#### [Records provided]

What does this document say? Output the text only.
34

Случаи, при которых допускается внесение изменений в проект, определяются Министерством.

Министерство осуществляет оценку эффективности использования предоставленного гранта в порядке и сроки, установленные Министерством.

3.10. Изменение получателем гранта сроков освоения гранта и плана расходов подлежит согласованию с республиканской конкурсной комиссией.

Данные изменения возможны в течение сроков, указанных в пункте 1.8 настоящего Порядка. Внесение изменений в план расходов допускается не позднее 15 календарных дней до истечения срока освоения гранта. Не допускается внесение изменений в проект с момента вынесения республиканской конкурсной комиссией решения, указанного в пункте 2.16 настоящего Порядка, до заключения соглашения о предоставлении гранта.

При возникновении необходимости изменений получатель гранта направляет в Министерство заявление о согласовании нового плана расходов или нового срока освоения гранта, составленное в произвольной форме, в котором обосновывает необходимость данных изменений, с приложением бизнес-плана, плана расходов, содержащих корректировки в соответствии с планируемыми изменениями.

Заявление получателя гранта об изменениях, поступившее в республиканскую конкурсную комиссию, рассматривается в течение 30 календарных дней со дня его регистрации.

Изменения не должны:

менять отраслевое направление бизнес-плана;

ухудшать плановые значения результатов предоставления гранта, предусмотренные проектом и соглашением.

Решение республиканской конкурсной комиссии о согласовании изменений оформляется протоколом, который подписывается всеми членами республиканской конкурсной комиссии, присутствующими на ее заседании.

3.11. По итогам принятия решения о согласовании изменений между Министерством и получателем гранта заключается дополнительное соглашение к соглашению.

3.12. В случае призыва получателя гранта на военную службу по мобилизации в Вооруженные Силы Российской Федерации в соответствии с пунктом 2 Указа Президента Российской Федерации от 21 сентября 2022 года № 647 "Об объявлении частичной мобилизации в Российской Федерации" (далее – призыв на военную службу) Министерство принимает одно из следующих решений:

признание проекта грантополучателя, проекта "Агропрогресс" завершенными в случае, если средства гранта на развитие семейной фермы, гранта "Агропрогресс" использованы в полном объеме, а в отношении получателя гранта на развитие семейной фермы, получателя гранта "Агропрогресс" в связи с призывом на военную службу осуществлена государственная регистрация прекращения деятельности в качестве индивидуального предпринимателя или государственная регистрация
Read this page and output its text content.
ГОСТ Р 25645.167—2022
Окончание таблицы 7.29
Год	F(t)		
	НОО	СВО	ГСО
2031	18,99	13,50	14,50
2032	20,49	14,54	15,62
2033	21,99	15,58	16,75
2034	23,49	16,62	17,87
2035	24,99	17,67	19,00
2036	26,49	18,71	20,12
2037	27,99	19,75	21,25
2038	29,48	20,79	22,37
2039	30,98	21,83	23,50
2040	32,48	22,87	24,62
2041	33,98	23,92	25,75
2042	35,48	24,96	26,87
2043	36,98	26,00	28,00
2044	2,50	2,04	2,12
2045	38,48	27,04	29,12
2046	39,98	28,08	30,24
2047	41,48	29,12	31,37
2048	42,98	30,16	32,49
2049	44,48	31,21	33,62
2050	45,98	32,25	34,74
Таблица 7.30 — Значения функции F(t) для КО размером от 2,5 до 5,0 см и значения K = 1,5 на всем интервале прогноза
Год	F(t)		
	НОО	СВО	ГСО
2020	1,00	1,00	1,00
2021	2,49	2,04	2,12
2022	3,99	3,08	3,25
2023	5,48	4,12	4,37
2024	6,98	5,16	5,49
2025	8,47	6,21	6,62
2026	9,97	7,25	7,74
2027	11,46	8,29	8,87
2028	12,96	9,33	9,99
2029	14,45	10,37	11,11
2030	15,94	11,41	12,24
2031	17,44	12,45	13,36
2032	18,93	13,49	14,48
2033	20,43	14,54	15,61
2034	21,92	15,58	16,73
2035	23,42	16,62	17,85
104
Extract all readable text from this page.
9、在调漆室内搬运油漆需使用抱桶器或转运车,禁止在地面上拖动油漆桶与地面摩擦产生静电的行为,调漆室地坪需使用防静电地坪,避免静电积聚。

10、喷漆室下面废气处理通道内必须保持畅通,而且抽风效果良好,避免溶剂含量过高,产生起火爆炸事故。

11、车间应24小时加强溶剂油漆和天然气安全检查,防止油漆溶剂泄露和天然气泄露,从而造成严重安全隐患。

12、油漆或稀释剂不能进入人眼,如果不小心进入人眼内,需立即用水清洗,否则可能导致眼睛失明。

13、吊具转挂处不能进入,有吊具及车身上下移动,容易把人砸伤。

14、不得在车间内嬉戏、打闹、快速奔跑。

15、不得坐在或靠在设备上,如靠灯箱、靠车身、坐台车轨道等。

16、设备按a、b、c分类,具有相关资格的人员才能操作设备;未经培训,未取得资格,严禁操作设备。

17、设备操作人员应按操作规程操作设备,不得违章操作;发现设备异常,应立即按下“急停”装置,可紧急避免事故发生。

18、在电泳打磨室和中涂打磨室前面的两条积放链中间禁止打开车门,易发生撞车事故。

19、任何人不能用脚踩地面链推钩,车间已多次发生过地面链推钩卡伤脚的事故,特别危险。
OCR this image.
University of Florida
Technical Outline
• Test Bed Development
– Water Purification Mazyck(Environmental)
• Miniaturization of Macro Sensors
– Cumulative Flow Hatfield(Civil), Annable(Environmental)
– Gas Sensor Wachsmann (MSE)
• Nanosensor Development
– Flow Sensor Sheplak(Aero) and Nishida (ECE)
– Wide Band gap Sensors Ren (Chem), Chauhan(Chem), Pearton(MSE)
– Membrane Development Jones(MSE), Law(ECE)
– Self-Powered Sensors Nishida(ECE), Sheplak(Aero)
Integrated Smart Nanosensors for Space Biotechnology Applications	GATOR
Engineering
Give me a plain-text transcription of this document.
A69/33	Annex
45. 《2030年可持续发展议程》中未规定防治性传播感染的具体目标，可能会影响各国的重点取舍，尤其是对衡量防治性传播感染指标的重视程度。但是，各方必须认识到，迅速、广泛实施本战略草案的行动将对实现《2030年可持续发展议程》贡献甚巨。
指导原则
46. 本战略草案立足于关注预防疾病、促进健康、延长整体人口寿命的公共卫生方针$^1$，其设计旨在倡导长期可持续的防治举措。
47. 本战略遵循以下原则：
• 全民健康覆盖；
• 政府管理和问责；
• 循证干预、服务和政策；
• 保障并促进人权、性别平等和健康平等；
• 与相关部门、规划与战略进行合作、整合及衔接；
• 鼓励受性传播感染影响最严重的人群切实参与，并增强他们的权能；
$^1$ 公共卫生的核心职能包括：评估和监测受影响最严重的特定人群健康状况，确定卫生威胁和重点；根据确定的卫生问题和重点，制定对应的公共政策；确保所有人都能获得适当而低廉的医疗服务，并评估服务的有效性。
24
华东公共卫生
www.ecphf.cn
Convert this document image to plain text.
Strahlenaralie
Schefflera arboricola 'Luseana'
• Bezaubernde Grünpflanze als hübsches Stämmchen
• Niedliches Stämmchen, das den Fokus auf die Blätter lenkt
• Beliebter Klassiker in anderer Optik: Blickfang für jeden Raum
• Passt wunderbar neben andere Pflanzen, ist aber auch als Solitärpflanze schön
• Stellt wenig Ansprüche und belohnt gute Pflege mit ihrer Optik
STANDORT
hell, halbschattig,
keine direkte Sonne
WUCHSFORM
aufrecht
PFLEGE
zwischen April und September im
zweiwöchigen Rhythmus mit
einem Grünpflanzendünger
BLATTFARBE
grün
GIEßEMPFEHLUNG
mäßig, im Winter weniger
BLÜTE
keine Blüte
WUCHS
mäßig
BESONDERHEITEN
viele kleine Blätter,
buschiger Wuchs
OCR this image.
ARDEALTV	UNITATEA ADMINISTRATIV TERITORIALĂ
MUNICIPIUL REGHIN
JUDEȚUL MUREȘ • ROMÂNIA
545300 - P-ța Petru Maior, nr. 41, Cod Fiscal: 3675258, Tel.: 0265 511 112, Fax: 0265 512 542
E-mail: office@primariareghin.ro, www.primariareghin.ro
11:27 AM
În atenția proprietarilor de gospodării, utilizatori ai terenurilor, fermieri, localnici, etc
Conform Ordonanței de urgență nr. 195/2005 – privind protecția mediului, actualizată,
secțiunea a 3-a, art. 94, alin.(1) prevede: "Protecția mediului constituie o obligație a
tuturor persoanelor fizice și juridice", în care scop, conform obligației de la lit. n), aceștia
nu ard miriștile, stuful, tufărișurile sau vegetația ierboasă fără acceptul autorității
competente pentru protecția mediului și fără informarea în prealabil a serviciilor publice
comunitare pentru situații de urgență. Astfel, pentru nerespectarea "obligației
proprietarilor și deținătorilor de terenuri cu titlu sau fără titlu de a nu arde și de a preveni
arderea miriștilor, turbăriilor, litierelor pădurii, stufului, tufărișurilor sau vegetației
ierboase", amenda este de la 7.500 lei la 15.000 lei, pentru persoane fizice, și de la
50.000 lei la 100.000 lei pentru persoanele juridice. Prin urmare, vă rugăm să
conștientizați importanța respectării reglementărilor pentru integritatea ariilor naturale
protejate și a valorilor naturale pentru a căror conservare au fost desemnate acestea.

#### [Task to complete]
In the listing above, locate each line with "obligației" and copy it.

#### [Solution to the problem]
tuturor persoanelor fizice și juridice", în care scop, conform obligației de la lit. n), aceștia
comunitare pentru situații de urgență. Astfel, pentru nerespectarea "obligației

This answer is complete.